<<<<

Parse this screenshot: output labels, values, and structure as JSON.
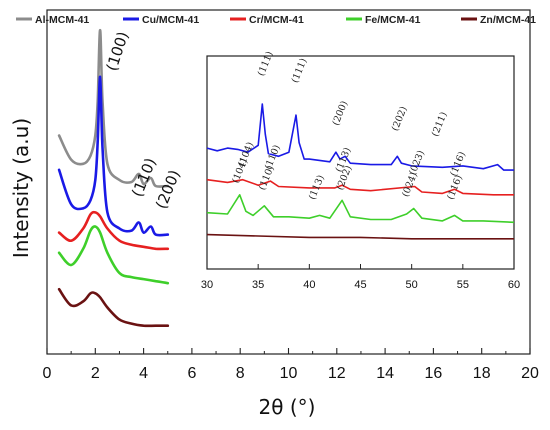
{
  "chart_data": [
    {
      "type": "line",
      "xlabel": "2θ (°)",
      "ylabel": "Intensity (a.u)",
      "xlim": [
        0,
        20
      ],
      "xticks": [
        "0",
        "2",
        "4",
        "6",
        "8",
        "10",
        "12",
        "14",
        "16",
        "18",
        "20"
      ],
      "legend_position": "top",
      "series": [
        {
          "name": "Al-MCM-41",
          "color": "#8c8c8c",
          "x": [
            0.5,
            1.0,
            1.5,
            1.8,
            2.0,
            2.1,
            2.2,
            2.3,
            2.5,
            3.0,
            3.5,
            3.8,
            4.0,
            4.3,
            4.5,
            5.0
          ],
          "y": [
            0.78,
            0.66,
            0.64,
            0.68,
            0.78,
            0.95,
            1.3,
            0.95,
            0.64,
            0.56,
            0.55,
            0.59,
            0.54,
            0.57,
            0.53,
            0.53
          ]
        },
        {
          "name": "Cu/MCM-41",
          "color": "#1a1ae6",
          "x": [
            0.5,
            1.0,
            1.5,
            1.8,
            2.0,
            2.1,
            2.2,
            2.3,
            2.5,
            3.0,
            3.5,
            3.8,
            4.0,
            4.3,
            4.5,
            5.0
          ],
          "y": [
            0.61,
            0.44,
            0.42,
            0.46,
            0.56,
            0.75,
            1.07,
            0.72,
            0.4,
            0.32,
            0.31,
            0.35,
            0.3,
            0.33,
            0.29,
            0.29
          ]
        },
        {
          "name": "Cr/MCM-41",
          "color": "#e62020",
          "x": [
            0.5,
            1.0,
            1.5,
            1.8,
            2.0,
            2.2,
            2.5,
            3.0,
            3.5,
            4.0,
            4.5,
            5.0
          ],
          "y": [
            0.3,
            0.26,
            0.32,
            0.39,
            0.4,
            0.38,
            0.32,
            0.26,
            0.24,
            0.23,
            0.22,
            0.22
          ]
        },
        {
          "name": "Fe/MCM-41",
          "color": "#3ecf2a",
          "x": [
            0.5,
            1.0,
            1.5,
            1.8,
            2.0,
            2.2,
            2.5,
            3.0,
            3.5,
            4.0,
            4.5,
            5.0
          ],
          "y": [
            0.2,
            0.14,
            0.22,
            0.31,
            0.33,
            0.3,
            0.2,
            0.1,
            0.08,
            0.07,
            0.06,
            0.05
          ]
        },
        {
          "name": "Zn/MCM-41",
          "color": "#6a1212",
          "x": [
            0.5,
            1.0,
            1.5,
            1.8,
            2.0,
            2.2,
            2.5,
            3.0,
            3.5,
            4.0,
            4.5,
            5.0
          ],
          "y": [
            0.02,
            -0.06,
            -0.04,
            0.0,
            0.0,
            -0.02,
            -0.07,
            -0.13,
            -0.15,
            -0.16,
            -0.16,
            -0.16
          ]
        }
      ],
      "annotations": [
        "(100)",
        "(110)",
        "(200)"
      ]
    },
    {
      "type": "line",
      "xlim": [
        30,
        60
      ],
      "xticks": [
        "30",
        "35",
        "40",
        "45",
        "50",
        "55",
        "60"
      ],
      "series": [
        {
          "name": "Cu/MCM-41",
          "color": "#1a1ae6",
          "x": [
            30,
            31,
            32,
            33,
            34,
            35,
            35.4,
            35.7,
            36,
            37,
            38,
            38.7,
            39,
            39.5,
            40,
            42,
            42.6,
            43,
            43.5,
            44,
            46,
            48,
            48.6,
            49,
            50,
            53,
            55,
            57,
            58.4,
            59,
            60
          ],
          "y": [
            0.58,
            0.56,
            0.58,
            0.57,
            0.55,
            0.6,
            0.9,
            0.68,
            0.54,
            0.52,
            0.55,
            0.82,
            0.62,
            0.5,
            0.5,
            0.48,
            0.55,
            0.5,
            0.52,
            0.47,
            0.46,
            0.46,
            0.52,
            0.47,
            0.45,
            0.44,
            0.45,
            0.43,
            0.46,
            0.42,
            0.42
          ]
        },
        {
          "name": "Cr/MCM-41",
          "color": "#e62020",
          "x": [
            30,
            32,
            33.5,
            35,
            36.2,
            37,
            40,
            42.5,
            43.2,
            44,
            46,
            50.3,
            51,
            53,
            54.2,
            55,
            58,
            60
          ],
          "y": [
            0.35,
            0.33,
            0.35,
            0.31,
            0.34,
            0.3,
            0.29,
            0.29,
            0.31,
            0.28,
            0.27,
            0.3,
            0.26,
            0.25,
            0.28,
            0.25,
            0.24,
            0.24
          ]
        },
        {
          "name": "Fe/MCM-41",
          "color": "#3ecf2a",
          "x": [
            30,
            32,
            33.2,
            33.8,
            34.5,
            35.6,
            36.5,
            38,
            40,
            41,
            42,
            43.2,
            44,
            46,
            48,
            49.5,
            50.2,
            51,
            53,
            54.2,
            55,
            57,
            60
          ],
          "y": [
            0.11,
            0.1,
            0.24,
            0.12,
            0.09,
            0.16,
            0.08,
            0.08,
            0.07,
            0.09,
            0.07,
            0.2,
            0.08,
            0.06,
            0.06,
            0.1,
            0.14,
            0.07,
            0.05,
            0.09,
            0.05,
            0.05,
            0.04
          ]
        },
        {
          "name": "Zn/MCM-41",
          "color": "#6a1212",
          "x": [
            30,
            35,
            40,
            45,
            50,
            55,
            60
          ],
          "y": [
            -0.05,
            -0.06,
            -0.07,
            -0.07,
            -0.08,
            -0.08,
            -0.08
          ]
        }
      ],
      "annotations": [
        "(111)",
        "(111)",
        "(200)",
        "(202)",
        "(211)",
        "(104)",
        "(110)",
        "(113)",
        "(023)",
        "(116)",
        "(104)",
        "(110)",
        "(113)",
        "(202)",
        "(024)",
        "(116)"
      ]
    }
  ]
}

>>>>

Given instruction =
Omit every picture while copying the listing above exactly.

Solution for this exercise =
Parse this screenshot: output labels, values, and structure as JSON.
{
  "chart_data": [
    {
      "type": "line",
      "xlabel": "2θ (°)",
      "ylabel": "Intensity (a.u)",
      "xlim": [
        0,
        20
      ],
      "xticks": [
        "0",
        "2",
        "4",
        "6",
        "8",
        "10",
        "12",
        "14",
        "16",
        "18",
        "20"
      ],
      "legend_position": "top",
      "series": [
        {
          "name": "Al-MCM-41",
          "color": "#8c8c8c",
          "x": [
            0.5,
            1.0,
            1.5,
            1.8,
            2.0,
            2.1,
            2.2,
            2.3,
            2.5,
            3.0,
            3.5,
            3.8,
            4.0,
            4.3,
            4.5,
            5.0
          ],
          "y": [
            0.78,
            0.66,
            0.64,
            0.68,
            0.78,
            0.95,
            1.3,
            0.95,
            0.64,
            0.56,
            0.55,
            0.59,
            0.54,
            0.57,
            0.53,
            0.53
          ]
        },
        {
          "name": "Cu/MCM-41",
          "color": "#1a1ae6",
          "x": [
            0.5,
            1.0,
            1.5,
            1.8,
            2.0,
            2.1,
            2.2,
            2.3,
            2.5,
            3.0,
            3.5,
            3.8,
            4.0,
            4.3,
            4.5,
            5.0
          ],
          "y": [
            0.61,
            0.44,
            0.42,
            0.46,
            0.56,
            0.75,
            1.07,
            0.72,
            0.4,
            0.32,
            0.31,
            0.35,
            0.3,
            0.33,
            0.29,
            0.29
          ]
        },
        {
          "name": "Cr/MCM-41",
          "color": "#e62020",
          "x": [
            0.5,
            1.0,
            1.5,
            1.8,
            2.0,
            2.2,
            2.5,
            3.0,
            3.5,
            4.0,
            4.5,
            5.0
          ],
          "y": [
            0.3,
            0.26,
            0.32,
            0.39,
            0.4,
            0.38,
            0.32,
            0.26,
            0.24,
            0.23,
            0.22,
            0.22
          ]
        },
        {
          "name": "Fe/MCM-41",
          "color": "#3ecf2a",
          "x": [
            0.5,
            1.0,
            1.5,
            1.8,
            2.0,
            2.2,
            2.5,
            3.0,
            3.5,
            4.0,
            4.5,
            5.0
          ],
          "y": [
            0.2,
            0.14,
            0.22,
            0.31,
            0.33,
            0.3,
            0.2,
            0.1,
            0.08,
            0.07,
            0.06,
            0.05
          ]
        },
        {
          "name": "Zn/MCM-41",
          "color": "#6a1212",
          "x": [
            0.5,
            1.0,
            1.5,
            1.8,
            2.0,
            2.2,
            2.5,
            3.0,
            3.5,
            4.0,
            4.5,
            5.0
          ],
          "y": [
            0.02,
            -0.06,
            -0.04,
            0.0,
            0.0,
            -0.02,
            -0.07,
            -0.13,
            -0.15,
            -0.16,
            -0.16,
            -0.16
          ]
        }
      ],
      "annotations": [
        "(100)",
        "(110)",
        "(200)"
      ]
    },
    {
      "type": "line",
      "xlim": [
        30,
        60
      ],
      "xticks": [
        "30",
        "35",
        "40",
        "45",
        "50",
        "55",
        "60"
      ],
      "series": [
        {
          "name": "Cu/MCM-41",
          "color": "#1a1ae6",
          "x": [
            30,
            31,
            32,
            33,
            34,
            35,
            35.4,
            35.7,
            36,
            37,
            38,
            38.7,
            39,
            39.5,
            40,
            42,
            42.6,
            43,
            43.5,
            44,
            46,
            48,
            48.6,
            49,
            50,
            53,
            55,
            57,
            58.4,
            59,
            60
          ],
          "y": [
            0.58,
            0.56,
            0.58,
            0.57,
            0.55,
            0.6,
            0.9,
            0.68,
            0.54,
            0.52,
            0.55,
            0.82,
            0.62,
            0.5,
            0.5,
            0.48,
            0.55,
            0.5,
            0.52,
            0.47,
            0.46,
            0.46,
            0.52,
            0.47,
            0.45,
            0.44,
            0.45,
            0.43,
            0.46,
            0.42,
            0.42
          ]
        },
        {
          "name": "Cr/MCM-41",
          "color": "#e62020",
          "x": [
            30,
            32,
            33.5,
            35,
            36.2,
            37,
            40,
            42.5,
            43.2,
            44,
            46,
            50.3,
            51,
            53,
            54.2,
            55,
            58,
            60
          ],
          "y": [
            0.35,
            0.33,
            0.35,
            0.31,
            0.34,
            0.3,
            0.29,
            0.29,
            0.31,
            0.28,
            0.27,
            0.3,
            0.26,
            0.25,
            0.28,
            0.25,
            0.24,
            0.24
          ]
        },
        {
          "name": "Fe/MCM-41",
          "color": "#3ecf2a",
          "x": [
            30,
            32,
            33.2,
            33.8,
            34.5,
            35.6,
            36.5,
            38,
            40,
            41,
            42,
            43.2,
            44,
            46,
            48,
            49.5,
            50.2,
            51,
            53,
            54.2,
            55,
            57,
            60
          ],
          "y": [
            0.11,
            0.1,
            0.24,
            0.12,
            0.09,
            0.16,
            0.08,
            0.08,
            0.07,
            0.09,
            0.07,
            0.2,
            0.08,
            0.06,
            0.06,
            0.1,
            0.14,
            0.07,
            0.05,
            0.09,
            0.05,
            0.05,
            0.04
          ]
        },
        {
          "name": "Zn/MCM-41",
          "color": "#6a1212",
          "x": [
            30,
            35,
            40,
            45,
            50,
            55,
            60
          ],
          "y": [
            -0.05,
            -0.06,
            -0.07,
            -0.07,
            -0.08,
            -0.08,
            -0.08
          ]
        }
      ],
      "annotations": [
        "(111)",
        "(111)",
        "(200)",
        "(202)",
        "(211)",
        "(104)",
        "(110)",
        "(113)",
        "(023)",
        "(116)",
        "(104)",
        "(110)",
        "(113)",
        "(202)",
        "(024)",
        "(116)"
      ]
    }
  ]
}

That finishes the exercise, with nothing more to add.